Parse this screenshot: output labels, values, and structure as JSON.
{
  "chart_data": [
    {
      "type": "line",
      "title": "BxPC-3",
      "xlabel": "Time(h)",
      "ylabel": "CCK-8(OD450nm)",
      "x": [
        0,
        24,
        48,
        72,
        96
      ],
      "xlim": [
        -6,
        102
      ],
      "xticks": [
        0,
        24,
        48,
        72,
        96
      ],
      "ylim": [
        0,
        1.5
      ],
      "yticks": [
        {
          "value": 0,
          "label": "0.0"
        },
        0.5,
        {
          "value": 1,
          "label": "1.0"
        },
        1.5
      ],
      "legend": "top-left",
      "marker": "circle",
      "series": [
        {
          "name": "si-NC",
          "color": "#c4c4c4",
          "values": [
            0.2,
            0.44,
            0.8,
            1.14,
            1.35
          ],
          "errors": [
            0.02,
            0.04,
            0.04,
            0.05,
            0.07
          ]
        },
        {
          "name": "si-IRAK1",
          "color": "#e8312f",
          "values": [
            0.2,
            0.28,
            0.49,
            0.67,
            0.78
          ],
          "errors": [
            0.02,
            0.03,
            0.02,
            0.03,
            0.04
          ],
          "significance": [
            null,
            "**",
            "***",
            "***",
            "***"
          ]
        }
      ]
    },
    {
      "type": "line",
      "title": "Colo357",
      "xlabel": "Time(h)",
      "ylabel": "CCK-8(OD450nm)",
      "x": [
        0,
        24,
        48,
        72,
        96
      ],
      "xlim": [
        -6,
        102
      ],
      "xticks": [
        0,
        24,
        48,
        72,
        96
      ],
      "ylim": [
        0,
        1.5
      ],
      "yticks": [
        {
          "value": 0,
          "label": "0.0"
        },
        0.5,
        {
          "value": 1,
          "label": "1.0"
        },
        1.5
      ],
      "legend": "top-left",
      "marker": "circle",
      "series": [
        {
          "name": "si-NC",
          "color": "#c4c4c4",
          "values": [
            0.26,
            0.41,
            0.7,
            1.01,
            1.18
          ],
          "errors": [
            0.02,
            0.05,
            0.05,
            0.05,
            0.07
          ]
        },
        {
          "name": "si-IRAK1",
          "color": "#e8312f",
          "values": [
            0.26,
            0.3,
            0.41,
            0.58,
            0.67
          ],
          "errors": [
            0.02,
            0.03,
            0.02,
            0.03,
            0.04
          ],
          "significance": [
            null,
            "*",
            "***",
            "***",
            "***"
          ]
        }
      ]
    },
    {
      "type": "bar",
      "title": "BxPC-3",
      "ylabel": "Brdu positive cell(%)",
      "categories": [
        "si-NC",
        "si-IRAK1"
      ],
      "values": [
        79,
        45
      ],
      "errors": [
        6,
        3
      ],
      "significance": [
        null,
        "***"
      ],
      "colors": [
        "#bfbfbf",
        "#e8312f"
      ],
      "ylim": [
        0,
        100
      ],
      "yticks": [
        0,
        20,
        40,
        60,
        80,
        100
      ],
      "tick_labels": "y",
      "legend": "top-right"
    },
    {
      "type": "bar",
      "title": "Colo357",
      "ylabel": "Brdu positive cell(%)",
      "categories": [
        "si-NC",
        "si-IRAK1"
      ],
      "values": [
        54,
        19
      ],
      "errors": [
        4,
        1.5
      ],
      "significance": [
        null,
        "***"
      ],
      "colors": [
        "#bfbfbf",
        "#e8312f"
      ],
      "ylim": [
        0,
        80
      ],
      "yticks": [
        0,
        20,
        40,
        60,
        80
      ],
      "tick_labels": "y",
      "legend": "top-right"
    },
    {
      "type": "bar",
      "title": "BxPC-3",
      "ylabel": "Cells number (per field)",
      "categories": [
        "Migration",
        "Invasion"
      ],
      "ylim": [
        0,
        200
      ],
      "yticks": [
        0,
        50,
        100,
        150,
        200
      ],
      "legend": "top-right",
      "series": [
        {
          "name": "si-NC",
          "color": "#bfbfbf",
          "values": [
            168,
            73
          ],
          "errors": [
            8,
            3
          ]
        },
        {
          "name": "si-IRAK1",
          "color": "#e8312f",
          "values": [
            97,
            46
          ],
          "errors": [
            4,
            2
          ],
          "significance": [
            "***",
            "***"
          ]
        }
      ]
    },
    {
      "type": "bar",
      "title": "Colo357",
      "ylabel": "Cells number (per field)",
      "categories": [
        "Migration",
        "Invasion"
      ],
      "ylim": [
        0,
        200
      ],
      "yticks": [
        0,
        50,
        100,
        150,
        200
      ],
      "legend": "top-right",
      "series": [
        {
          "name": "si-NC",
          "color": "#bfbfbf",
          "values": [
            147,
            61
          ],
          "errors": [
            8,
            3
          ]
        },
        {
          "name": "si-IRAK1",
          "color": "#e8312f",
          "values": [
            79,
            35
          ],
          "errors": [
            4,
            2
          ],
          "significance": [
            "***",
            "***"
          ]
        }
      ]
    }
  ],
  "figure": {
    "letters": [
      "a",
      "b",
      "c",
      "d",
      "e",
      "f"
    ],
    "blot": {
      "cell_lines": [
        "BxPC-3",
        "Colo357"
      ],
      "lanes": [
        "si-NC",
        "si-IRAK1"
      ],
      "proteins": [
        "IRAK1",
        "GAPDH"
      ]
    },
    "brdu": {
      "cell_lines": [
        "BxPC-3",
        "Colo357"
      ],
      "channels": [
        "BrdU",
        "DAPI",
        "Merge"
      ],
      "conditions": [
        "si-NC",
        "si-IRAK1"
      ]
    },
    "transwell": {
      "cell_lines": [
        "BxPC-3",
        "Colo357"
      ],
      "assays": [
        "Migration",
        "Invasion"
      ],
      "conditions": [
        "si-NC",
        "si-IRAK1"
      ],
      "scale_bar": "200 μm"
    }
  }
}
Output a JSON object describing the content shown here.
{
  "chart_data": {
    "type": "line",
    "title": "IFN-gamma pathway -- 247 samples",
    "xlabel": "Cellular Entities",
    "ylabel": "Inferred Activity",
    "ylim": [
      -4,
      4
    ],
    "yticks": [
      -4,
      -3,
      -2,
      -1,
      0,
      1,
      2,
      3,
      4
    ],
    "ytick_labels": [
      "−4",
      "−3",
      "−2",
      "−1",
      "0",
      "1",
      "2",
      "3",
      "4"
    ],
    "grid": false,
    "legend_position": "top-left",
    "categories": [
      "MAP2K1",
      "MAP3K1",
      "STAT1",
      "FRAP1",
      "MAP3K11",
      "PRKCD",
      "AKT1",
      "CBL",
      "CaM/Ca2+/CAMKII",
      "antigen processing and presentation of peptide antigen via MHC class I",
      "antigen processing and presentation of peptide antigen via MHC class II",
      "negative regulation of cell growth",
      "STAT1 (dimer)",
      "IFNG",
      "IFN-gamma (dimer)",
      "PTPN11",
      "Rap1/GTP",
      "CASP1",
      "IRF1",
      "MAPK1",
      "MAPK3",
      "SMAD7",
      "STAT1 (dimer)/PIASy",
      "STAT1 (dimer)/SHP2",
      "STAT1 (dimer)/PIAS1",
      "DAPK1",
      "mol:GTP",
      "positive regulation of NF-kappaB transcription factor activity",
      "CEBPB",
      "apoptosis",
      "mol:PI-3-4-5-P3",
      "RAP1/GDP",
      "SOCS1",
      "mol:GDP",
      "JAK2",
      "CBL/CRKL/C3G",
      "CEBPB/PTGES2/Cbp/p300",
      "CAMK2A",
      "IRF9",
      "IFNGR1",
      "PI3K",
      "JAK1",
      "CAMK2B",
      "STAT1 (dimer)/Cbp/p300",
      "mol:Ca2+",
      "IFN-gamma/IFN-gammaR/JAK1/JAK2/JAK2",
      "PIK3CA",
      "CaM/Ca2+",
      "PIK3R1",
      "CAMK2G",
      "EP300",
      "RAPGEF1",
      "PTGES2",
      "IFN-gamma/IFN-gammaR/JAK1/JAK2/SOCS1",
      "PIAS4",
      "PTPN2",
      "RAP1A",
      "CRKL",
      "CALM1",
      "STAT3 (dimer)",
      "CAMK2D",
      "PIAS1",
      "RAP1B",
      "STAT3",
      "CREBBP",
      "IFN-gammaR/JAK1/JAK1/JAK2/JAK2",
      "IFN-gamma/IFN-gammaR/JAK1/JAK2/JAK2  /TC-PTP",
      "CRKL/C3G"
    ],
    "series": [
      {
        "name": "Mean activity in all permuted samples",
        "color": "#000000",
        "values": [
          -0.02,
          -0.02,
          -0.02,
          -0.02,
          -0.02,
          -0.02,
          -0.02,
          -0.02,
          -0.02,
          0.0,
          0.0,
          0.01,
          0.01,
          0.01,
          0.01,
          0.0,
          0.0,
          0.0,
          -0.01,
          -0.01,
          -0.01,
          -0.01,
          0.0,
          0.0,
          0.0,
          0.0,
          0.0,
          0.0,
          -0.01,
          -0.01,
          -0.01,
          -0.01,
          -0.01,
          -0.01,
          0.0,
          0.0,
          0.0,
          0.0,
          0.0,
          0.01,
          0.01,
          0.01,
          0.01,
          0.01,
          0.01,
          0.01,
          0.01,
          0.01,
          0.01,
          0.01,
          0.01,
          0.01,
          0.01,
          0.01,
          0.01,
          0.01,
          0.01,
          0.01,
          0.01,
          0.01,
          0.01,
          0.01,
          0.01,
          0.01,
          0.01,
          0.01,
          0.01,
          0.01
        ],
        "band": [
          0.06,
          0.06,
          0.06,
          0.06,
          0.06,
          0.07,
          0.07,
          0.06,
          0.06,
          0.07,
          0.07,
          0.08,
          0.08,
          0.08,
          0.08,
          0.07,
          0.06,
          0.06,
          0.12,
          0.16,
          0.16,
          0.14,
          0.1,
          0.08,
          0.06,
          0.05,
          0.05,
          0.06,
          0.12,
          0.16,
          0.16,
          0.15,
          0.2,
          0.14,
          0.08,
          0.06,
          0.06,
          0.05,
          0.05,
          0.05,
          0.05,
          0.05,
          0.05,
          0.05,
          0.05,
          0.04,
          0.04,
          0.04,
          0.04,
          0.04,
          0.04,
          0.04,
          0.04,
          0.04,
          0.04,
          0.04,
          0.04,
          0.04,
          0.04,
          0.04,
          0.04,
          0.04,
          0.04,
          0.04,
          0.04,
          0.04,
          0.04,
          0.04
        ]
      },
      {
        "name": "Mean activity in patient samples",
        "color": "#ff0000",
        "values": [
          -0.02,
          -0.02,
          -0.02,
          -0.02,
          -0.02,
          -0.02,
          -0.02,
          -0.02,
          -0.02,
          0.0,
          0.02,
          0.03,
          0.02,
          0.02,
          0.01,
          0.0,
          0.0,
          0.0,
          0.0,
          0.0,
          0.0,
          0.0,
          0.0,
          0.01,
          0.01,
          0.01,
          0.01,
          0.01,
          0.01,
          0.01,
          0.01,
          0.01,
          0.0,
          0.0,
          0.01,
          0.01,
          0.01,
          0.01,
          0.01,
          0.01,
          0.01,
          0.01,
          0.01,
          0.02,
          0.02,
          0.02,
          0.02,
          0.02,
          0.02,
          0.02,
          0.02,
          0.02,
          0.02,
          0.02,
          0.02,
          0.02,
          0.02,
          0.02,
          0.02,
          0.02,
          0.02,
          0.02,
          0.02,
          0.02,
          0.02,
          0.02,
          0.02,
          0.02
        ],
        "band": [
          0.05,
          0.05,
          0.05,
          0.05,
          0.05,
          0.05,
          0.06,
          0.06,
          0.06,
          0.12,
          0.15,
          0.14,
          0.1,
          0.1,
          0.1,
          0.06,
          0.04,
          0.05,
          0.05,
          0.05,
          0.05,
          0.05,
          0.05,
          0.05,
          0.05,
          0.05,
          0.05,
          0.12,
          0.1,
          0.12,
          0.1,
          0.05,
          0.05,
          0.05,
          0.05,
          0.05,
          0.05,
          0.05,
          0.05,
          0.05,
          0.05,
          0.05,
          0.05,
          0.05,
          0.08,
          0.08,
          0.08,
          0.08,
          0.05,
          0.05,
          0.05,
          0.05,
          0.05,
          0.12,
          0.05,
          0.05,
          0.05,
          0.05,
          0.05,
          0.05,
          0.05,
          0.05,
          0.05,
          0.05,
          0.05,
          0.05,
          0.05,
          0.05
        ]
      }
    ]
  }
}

#### TASK PROMPT:
Going through the entries above, count the lines that have the word "processing" and state that count alone.

#### FINISHED EXERCISE:
2